[Collected data]

-- BEGIN --

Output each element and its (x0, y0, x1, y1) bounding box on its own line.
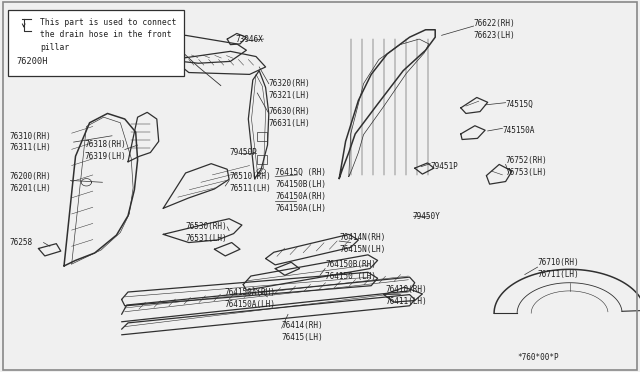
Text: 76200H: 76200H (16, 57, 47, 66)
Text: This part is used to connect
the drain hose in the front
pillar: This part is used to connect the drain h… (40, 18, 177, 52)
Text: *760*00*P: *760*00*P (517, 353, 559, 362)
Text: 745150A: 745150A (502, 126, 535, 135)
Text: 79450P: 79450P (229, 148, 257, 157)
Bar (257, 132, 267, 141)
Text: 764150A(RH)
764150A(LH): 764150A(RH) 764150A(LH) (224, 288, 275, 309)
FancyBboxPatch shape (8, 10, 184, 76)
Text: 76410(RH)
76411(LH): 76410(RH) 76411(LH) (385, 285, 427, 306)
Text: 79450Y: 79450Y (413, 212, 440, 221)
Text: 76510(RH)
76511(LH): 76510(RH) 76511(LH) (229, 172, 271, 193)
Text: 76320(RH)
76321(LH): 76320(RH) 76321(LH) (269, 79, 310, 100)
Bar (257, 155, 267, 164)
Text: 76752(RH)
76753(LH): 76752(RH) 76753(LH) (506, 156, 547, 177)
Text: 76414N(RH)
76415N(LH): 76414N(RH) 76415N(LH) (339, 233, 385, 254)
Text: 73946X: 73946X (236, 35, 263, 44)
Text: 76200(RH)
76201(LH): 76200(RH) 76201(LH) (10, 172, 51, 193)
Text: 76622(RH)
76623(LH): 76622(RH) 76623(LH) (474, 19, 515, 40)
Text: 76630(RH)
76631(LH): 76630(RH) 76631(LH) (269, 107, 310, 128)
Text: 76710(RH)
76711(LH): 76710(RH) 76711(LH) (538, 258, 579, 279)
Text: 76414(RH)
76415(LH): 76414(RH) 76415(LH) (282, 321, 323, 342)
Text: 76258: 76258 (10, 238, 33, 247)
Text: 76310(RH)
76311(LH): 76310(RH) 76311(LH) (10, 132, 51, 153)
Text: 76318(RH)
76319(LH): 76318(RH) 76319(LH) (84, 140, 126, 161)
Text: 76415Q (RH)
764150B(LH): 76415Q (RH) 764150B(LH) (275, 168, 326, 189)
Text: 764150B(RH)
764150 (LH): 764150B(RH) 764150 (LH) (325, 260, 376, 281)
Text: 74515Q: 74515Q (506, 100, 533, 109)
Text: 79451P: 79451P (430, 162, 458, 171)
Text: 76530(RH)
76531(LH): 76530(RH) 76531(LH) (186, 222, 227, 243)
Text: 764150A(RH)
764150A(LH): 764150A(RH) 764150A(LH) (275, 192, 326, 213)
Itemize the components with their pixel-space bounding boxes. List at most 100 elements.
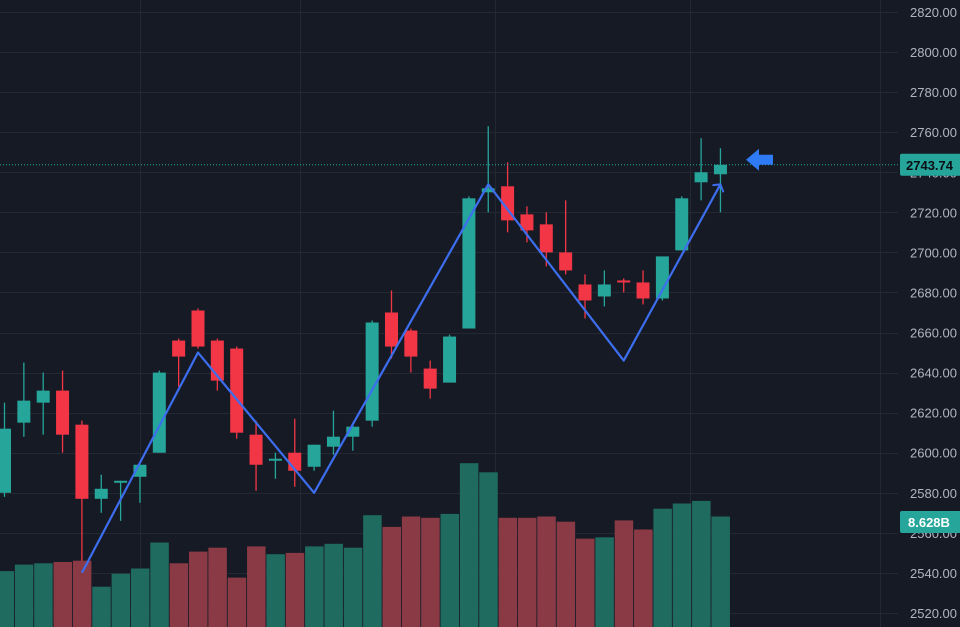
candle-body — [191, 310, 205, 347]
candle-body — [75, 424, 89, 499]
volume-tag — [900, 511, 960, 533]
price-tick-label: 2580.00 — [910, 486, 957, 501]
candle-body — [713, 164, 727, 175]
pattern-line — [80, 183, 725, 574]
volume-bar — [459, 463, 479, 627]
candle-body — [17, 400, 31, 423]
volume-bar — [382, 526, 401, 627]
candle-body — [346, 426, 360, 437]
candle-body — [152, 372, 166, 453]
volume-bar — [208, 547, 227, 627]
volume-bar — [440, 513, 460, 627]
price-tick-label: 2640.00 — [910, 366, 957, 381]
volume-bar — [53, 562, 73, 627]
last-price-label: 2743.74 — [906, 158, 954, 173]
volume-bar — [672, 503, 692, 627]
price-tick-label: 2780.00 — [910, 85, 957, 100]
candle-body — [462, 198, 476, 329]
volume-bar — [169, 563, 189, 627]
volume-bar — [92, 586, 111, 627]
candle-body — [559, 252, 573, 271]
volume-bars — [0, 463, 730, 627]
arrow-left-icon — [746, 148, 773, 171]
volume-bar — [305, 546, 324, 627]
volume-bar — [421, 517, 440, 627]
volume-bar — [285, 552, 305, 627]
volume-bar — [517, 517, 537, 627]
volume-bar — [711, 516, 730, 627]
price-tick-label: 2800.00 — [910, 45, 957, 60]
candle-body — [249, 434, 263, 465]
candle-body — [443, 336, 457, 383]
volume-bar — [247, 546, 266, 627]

-- END --

Goal
Find each line in the collected data above that contains the string "This", treating uppercase and lowercase as different, and copy every such line.

Output below
Text: This part is used to connect
pillar: This part is used to connect the drain h… (40, 18, 177, 52)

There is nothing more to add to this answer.